* Start *

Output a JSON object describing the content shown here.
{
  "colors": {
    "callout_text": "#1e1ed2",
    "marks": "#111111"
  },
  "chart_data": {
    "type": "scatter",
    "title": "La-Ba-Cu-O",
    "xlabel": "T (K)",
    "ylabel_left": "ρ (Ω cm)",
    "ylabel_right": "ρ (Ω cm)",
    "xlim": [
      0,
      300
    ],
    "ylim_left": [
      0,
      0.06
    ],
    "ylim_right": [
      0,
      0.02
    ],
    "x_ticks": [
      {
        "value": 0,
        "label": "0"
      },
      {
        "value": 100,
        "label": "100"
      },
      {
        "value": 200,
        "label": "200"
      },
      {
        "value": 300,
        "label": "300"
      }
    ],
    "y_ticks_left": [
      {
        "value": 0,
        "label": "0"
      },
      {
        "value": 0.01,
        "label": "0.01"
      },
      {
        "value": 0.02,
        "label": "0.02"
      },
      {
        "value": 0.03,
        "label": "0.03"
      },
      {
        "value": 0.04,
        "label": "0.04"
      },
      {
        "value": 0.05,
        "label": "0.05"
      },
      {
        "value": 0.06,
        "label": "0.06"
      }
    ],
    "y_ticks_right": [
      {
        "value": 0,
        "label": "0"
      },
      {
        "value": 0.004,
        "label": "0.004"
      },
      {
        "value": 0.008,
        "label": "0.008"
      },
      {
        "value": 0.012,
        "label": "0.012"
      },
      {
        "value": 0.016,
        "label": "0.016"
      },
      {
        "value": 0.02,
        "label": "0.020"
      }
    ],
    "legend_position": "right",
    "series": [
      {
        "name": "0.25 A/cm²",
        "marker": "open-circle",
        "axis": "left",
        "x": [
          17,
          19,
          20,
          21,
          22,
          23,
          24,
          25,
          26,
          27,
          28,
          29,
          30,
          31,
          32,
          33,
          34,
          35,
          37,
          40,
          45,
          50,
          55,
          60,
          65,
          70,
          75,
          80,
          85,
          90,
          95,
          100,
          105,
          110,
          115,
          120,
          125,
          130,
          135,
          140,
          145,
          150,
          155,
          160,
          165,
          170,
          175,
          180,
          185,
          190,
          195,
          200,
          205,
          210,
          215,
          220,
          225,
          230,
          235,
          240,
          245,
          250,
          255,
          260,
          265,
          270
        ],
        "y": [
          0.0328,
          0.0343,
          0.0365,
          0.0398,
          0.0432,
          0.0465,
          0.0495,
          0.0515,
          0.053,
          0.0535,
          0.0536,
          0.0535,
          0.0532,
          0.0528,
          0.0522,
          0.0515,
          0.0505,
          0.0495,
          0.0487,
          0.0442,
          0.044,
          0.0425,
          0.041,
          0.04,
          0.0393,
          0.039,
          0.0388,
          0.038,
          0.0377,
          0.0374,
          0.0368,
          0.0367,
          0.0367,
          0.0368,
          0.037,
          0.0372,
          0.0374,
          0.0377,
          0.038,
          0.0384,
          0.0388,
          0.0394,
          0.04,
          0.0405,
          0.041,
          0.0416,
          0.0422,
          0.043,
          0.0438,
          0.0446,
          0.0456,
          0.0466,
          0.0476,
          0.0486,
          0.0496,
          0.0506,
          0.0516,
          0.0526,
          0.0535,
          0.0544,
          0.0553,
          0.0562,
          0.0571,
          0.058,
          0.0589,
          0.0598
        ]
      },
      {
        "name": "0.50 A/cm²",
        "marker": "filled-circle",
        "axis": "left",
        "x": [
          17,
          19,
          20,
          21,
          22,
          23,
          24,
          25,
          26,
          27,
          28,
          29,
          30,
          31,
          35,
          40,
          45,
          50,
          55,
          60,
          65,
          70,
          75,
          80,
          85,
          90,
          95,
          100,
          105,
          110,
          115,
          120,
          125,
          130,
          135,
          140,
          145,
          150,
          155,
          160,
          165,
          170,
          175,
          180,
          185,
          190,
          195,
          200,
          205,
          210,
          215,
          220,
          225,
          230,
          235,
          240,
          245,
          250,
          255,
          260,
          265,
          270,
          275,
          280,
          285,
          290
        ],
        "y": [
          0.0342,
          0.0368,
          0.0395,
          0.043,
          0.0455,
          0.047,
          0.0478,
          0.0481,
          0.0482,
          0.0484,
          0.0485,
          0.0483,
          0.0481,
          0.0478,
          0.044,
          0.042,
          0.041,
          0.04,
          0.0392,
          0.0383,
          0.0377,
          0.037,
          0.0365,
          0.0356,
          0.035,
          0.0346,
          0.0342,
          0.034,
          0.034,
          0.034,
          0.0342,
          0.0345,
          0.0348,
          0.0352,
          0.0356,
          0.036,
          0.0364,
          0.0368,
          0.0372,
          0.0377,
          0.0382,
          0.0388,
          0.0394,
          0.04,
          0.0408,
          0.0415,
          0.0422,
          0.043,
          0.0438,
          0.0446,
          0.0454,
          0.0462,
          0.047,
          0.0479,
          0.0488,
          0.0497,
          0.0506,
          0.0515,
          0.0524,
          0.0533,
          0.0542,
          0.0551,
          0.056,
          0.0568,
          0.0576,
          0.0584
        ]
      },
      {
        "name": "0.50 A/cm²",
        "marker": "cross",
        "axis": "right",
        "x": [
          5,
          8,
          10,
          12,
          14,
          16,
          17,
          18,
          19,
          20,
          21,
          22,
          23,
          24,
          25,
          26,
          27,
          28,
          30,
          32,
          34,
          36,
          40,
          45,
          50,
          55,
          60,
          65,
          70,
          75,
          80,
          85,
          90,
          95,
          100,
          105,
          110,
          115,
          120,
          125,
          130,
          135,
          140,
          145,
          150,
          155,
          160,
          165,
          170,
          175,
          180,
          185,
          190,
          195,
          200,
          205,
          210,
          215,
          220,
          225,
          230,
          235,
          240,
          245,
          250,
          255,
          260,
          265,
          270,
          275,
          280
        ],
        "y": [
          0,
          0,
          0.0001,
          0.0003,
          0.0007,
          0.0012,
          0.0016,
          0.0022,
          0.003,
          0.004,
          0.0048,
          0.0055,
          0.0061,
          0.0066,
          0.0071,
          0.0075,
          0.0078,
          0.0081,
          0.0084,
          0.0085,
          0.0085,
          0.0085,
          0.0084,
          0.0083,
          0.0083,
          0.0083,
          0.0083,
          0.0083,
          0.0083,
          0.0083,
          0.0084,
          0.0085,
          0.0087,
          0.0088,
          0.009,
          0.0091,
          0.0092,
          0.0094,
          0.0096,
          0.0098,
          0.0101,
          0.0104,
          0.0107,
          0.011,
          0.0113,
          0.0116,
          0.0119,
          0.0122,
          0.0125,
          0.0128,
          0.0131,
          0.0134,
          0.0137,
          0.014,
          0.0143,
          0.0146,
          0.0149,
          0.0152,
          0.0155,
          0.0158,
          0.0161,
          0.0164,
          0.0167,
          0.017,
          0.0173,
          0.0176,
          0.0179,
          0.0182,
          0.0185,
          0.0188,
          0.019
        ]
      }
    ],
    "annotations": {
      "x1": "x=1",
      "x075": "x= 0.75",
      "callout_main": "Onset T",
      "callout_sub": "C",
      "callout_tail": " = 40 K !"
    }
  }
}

* End *

Each record should come back exactly as written.

Output a JSON object describing the content shown here.
{
  "colors": {
    "callout_text": "#1e1ed2",
    "marks": "#111111"
  },
  "chart_data": {
    "type": "scatter",
    "title": "La-Ba-Cu-O",
    "xlabel": "T (K)",
    "ylabel_left": "ρ (Ω cm)",
    "ylabel_right": "ρ (Ω cm)",
    "xlim": [
      0,
      300
    ],
    "ylim_left": [
      0,
      0.06
    ],
    "ylim_right": [
      0,
      0.02
    ],
    "x_ticks": [
      {
        "value": 0,
        "label": "0"
      },
      {
        "value": 100,
        "label": "100"
      },
      {
        "value": 200,
        "label": "200"
      },
      {
        "value": 300,
        "label": "300"
      }
    ],
    "y_ticks_left": [
      {
        "value": 0,
        "label": "0"
      },
      {
        "value": 0.01,
        "label": "0.01"
      },
      {
        "value": 0.02,
        "label": "0.02"
      },
      {
        "value": 0.03,
        "label": "0.03"
      },
      {
        "value": 0.04,
        "label": "0.04"
      },
      {
        "value": 0.05,
        "label": "0.05"
      },
      {
        "value": 0.06,
        "label": "0.06"
      }
    ],
    "y_ticks_right": [
      {
        "value": 0,
        "label": "0"
      },
      {
        "value": 0.004,
        "label": "0.004"
      },
      {
        "value": 0.008,
        "label": "0.008"
      },
      {
        "value": 0.012,
        "label": "0.012"
      },
      {
        "value": 0.016,
        "label": "0.016"
      },
      {
        "value": 0.02,
        "label": "0.020"
      }
    ],
    "legend_position": "right",
    "series": [
      {
        "name": "0.25 A/cm²",
        "marker": "open-circle",
        "axis": "left",
        "x": [
          17,
          19,
          20,
          21,
          22,
          23,
          24,
          25,
          26,
          27,
          28,
          29,
          30,
          31,
          32,
          33,
          34,
          35,
          37,
          40,
          45,
          50,
          55,
          60,
          65,
          70,
          75,
          80,
          85,
          90,
          95,
          100,
          105,
          110,
          115,
          120,
          125,
          130,
          135,
          140,
          145,
          150,
          155,
          160,
          165,
          170,
          175,
          180,
          185,
          190,
          195,
          200,
          205,
          210,
          215,
          220,
          225,
          230,
          235,
          240,
          245,
          250,
          255,
          260,
          265,
          270
        ],
        "y": [
          0.0328,
          0.0343,
          0.0365,
          0.0398,
          0.0432,
          0.0465,
          0.0495,
          0.0515,
          0.053,
          0.0535,
          0.0536,
          0.0535,
          0.0532,
          0.0528,
          0.0522,
          0.0515,
          0.0505,
          0.0495,
          0.0487,
          0.0442,
          0.044,
          0.0425,
          0.041,
          0.04,
          0.0393,
          0.039,
          0.0388,
          0.038,
          0.0377,
          0.0374,
          0.0368,
          0.0367,
          0.0367,
          0.0368,
          0.037,
          0.0372,
          0.0374,
          0.0377,
          0.038,
          0.0384,
          0.0388,
          0.0394,
          0.04,
          0.0405,
          0.041,
          0.0416,
          0.0422,
          0.043,
          0.0438,
          0.0446,
          0.0456,
          0.0466,
          0.0476,
          0.0486,
          0.0496,
          0.0506,
          0.0516,
          0.0526,
          0.0535,
          0.0544,
          0.0553,
          0.0562,
          0.0571,
          0.058,
          0.0589,
          0.0598
        ]
      },
      {
        "name": "0.50 A/cm²",
        "marker": "filled-circle",
        "axis": "left",
        "x": [
          17,
          19,
          20,
          21,
          22,
          23,
          24,
          25,
          26,
          27,
          28,
          29,
          30,
          31,
          35,
          40,
          45,
          50,
          55,
          60,
          65,
          70,
          75,
          80,
          85,
          90,
          95,
          100,
          105,
          110,
          115,
          120,
          125,
          130,
          135,
          140,
          145,
          150,
          155,
          160,
          165,
          170,
          175,
          180,
          185,
          190,
          195,
          200,
          205,
          210,
          215,
          220,
          225,
          230,
          235,
          240,
          245,
          250,
          255,
          260,
          265,
          270,
          275,
          280,
          285,
          290
        ],
        "y": [
          0.0342,
          0.0368,
          0.0395,
          0.043,
          0.0455,
          0.047,
          0.0478,
          0.0481,
          0.0482,
          0.0484,
          0.0485,
          0.0483,
          0.0481,
          0.0478,
          0.044,
          0.042,
          0.041,
          0.04,
          0.0392,
          0.0383,
          0.0377,
          0.037,
          0.0365,
          0.0356,
          0.035,
          0.0346,
          0.0342,
          0.034,
          0.034,
          0.034,
          0.0342,
          0.0345,
          0.0348,
          0.0352,
          0.0356,
          0.036,
          0.0364,
          0.0368,
          0.0372,
          0.0377,
          0.0382,
          0.0388,
          0.0394,
          0.04,
          0.0408,
          0.0415,
          0.0422,
          0.043,
          0.0438,
          0.0446,
          0.0454,
          0.0462,
          0.047,
          0.0479,
          0.0488,
          0.0497,
          0.0506,
          0.0515,
          0.0524,
          0.0533,
          0.0542,
          0.0551,
          0.056,
          0.0568,
          0.0576,
          0.0584
        ]
      },
      {
        "name": "0.50 A/cm²",
        "marker": "cross",
        "axis": "right",
        "x": [
          5,
          8,
          10,
          12,
          14,
          16,
          17,
          18,
          19,
          20,
          21,
          22,
          23,
          24,
          25,
          26,
          27,
          28,
          30,
          32,
          34,
          36,
          40,
          45,
          50,
          55,
          60,
          65,
          70,
          75,
          80,
          85,
          90,
          95,
          100,
          105,
          110,
          115,
          120,
          125,
          130,
          135,
          140,
          145,
          150,
          155,
          160,
          165,
          170,
          175,
          180,
          185,
          190,
          195,
          200,
          205,
          210,
          215,
          220,
          225,
          230,
          235,
          240,
          245,
          250,
          255,
          260,
          265,
          270,
          275,
          280
        ],
        "y": [
          0,
          0,
          0.0001,
          0.0003,
          0.0007,
          0.0012,
          0.0016,
          0.0022,
          0.003,
          0.004,
          0.0048,
          0.0055,
          0.0061,
          0.0066,
          0.0071,
          0.0075,
          0.0078,
          0.0081,
          0.0084,
          0.0085,
          0.0085,
          0.0085,
          0.0084,
          0.0083,
          0.0083,
          0.0083,
          0.0083,
          0.0083,
          0.0083,
          0.0083,
          0.0084,
          0.0085,
          0.0087,
          0.0088,
          0.009,
          0.0091,
          0.0092,
          0.0094,
          0.0096,
          0.0098,
          0.0101,
          0.0104,
          0.0107,
          0.011,
          0.0113,
          0.0116,
          0.0119,
          0.0122,
          0.0125,
          0.0128,
          0.0131,
          0.0134,
          0.0137,
          0.014,
          0.0143,
          0.0146,
          0.0149,
          0.0152,
          0.0155,
          0.0158,
          0.0161,
          0.0164,
          0.0167,
          0.017,
          0.0173,
          0.0176,
          0.0179,
          0.0182,
          0.0185,
          0.0188,
          0.019
        ]
      }
    ],
    "annotations": {
      "x1": "x=1",
      "x075": "x= 0.75",
      "callout_main": "Onset T",
      "callout_sub": "C",
      "callout_tail": " = 40 K !"
    }
  }
}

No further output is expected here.